-- Start Supplied data --
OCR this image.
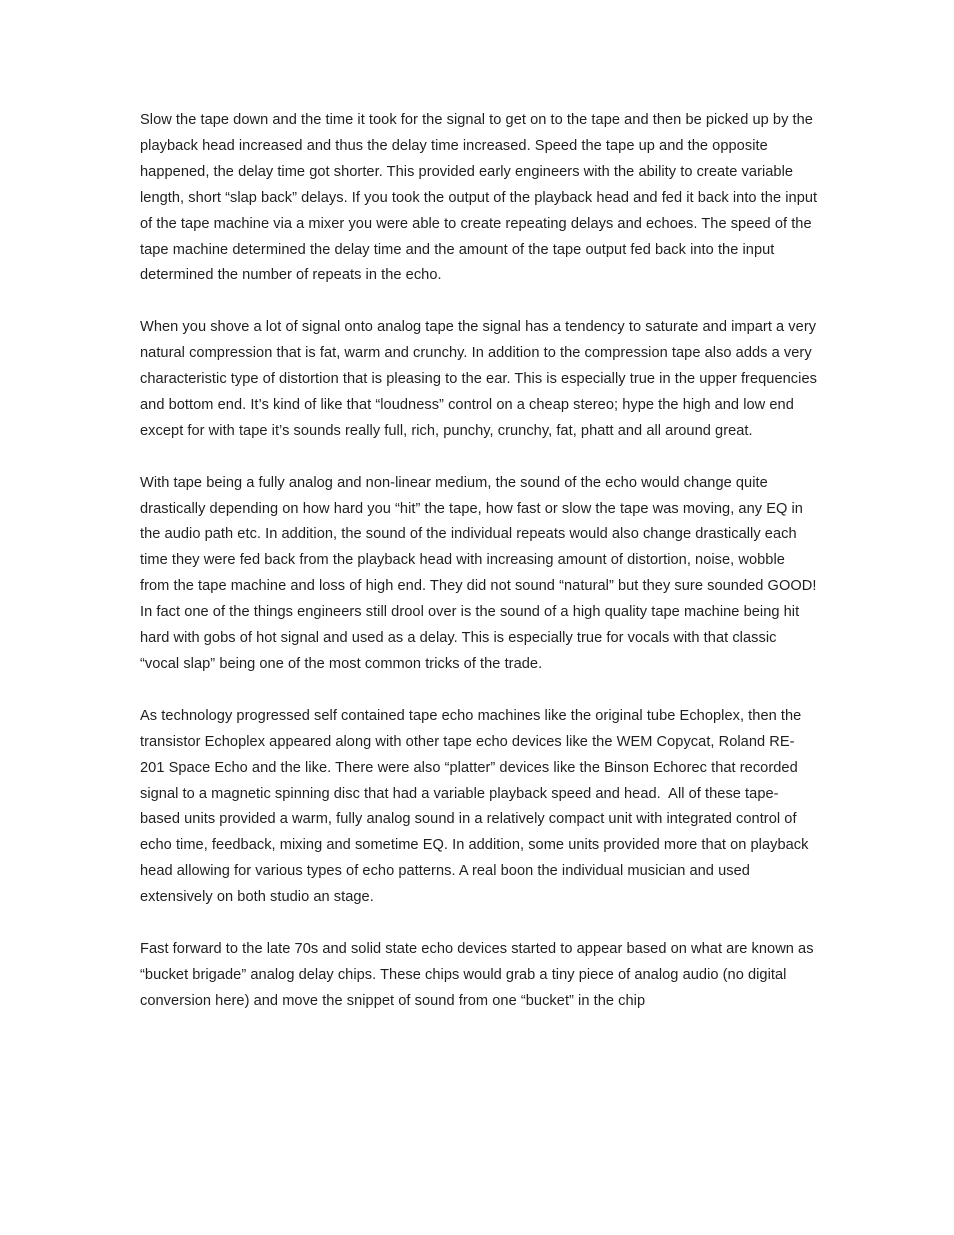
Slow the tape down and the time it took for the signal to get on to the tape and then be picked up by the playback head increased and thus the delay time increased. Speed the tape up and the opposite happened, the delay time got shorter. This provided early engineers with the ability to create variable length, short “slap back” delays. If you took the output of the playback head and fed it back into the input of the tape machine via a mixer you were able to create repeating delays and echoes. The speed of the tape machine determined the delay time and the amount of the tape output fed back into the input determined the number of repeats in the echo.

When you shove a lot of signal onto analog tape the signal has a tendency to saturate and impart a very natural compression that is fat, warm and crunchy. In addition to the compression tape also adds a very characteristic type of distortion that is pleasing to the ear. This is especially true in the upper frequencies and bottom end. It’s kind of like that “loudness” control on a cheap stereo; hype the high and low end except for with tape it’s sounds really full, rich, punchy, crunchy, fat, phatt and all around great.

With tape being a fully analog and non-linear medium, the sound of the echo would change quite drastically depending on how hard you “hit” the tape, how fast or slow the tape was moving, any EQ in the audio path etc. In addition, the sound of the individual repeats would also change drastically each time they were fed back from the playback head with increasing amount of distortion, noise, wobble from the tape machine and loss of high end. They did not sound “natural” but they sure sounded GOOD! In fact one of the things engineers still drool over is the sound of a high quality tape machine being hit hard with gobs of hot signal and used as a delay. This is especially true for vocals with that classic “vocal slap” being one of the most common tricks of the trade.

As technology progressed self contained tape echo machines like the original tube Echoplex, then the transistor Echoplex appeared along with other tape echo devices like the WEM Copycat, Roland RE-201 Space Echo and the like. There were also “platter” devices like the Binson Echorec that recorded signal to a magnetic spinning disc that had a variable playback speed and head.  All of these tape-based units provided a warm, fully analog sound in a relatively compact unit with integrated control of echo time, feedback, mixing and sometime EQ. In addition, some units provided more that on playback head allowing for various types of echo patterns. A real boon the individual musician and used extensively on both studio an stage.

Fast forward to the late 70s and solid state echo devices started to appear based on what are known as “bucket brigade” analog delay chips. These chips would grab a tiny piece of analog audio (no digital conversion here) and move the snippet of sound from one “bucket” in the chip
-- End Supplied data --
### Written task
Transcribe the whole listing exactly. Pictures stay out of your copy.

### Result
OCR this image.
Slow the tape down and the time it took for the signal to get on to the tape and then be picked up by the playback head increased and thus the delay time increased. Speed the tape up and the opposite happened, the delay time got shorter. This provided early engineers with the ability to create variable length, short “slap back” delays. If you took the output of the playback head and fed it back into the input of the tape machine via a mixer you were able to create repeating delays and echoes. The speed of the tape machine determined the delay time and the amount of the tape output fed back into the input determined the number of repeats in the echo.

When you shove a lot of signal onto analog tape the signal has a tendency to saturate and impart a very natural compression that is fat, warm and crunchy. In addition to the compression tape also adds a very characteristic type of distortion that is pleasing to the ear. This is especially true in the upper frequencies and bottom end. It’s kind of like that “loudness” control on a cheap stereo; hype the high and low end except for with tape it’s sounds really full, rich, punchy, crunchy, fat, phatt and all around great.

With tape being a fully analog and non-linear medium, the sound of the echo would change quite drastically depending on how hard you “hit” the tape, how fast or slow the tape was moving, any EQ in the audio path etc. In addition, the sound of the individual repeats would also change drastically each time they were fed back from the playback head with increasing amount of distortion, noise, wobble from the tape machine and loss of high end. They did not sound “natural” but they sure sounded GOOD! In fact one of the things engineers still drool over is the sound of a high quality tape machine being hit hard with gobs of hot signal and used as a delay. This is especially true for vocals with that classic “vocal slap” being one of the most common tricks of the trade.

As technology progressed self contained tape echo machines like the original tube Echoplex, then the transistor Echoplex appeared along with other tape echo devices like the WEM Copycat, Roland RE-201 Space Echo and the like. There were also “platter” devices like the Binson Echorec that recorded signal to a magnetic spinning disc that had a variable playback speed and head.  All of these tape-based units provided a warm, fully analog sound in a relatively compact unit with integrated control of echo time, feedback, mixing and sometime EQ. In addition, some units provided more that on playback head allowing for various types of echo patterns. A real boon the individual musician and used extensively on both studio an stage.

Fast forward to the late 70s and solid state echo devices started to appear based on what are known as “bucket brigade” analog delay chips. These chips would grab a tiny piece of analog audio (no digital conversion here) and move the snippet of sound from one “bucket” in the chip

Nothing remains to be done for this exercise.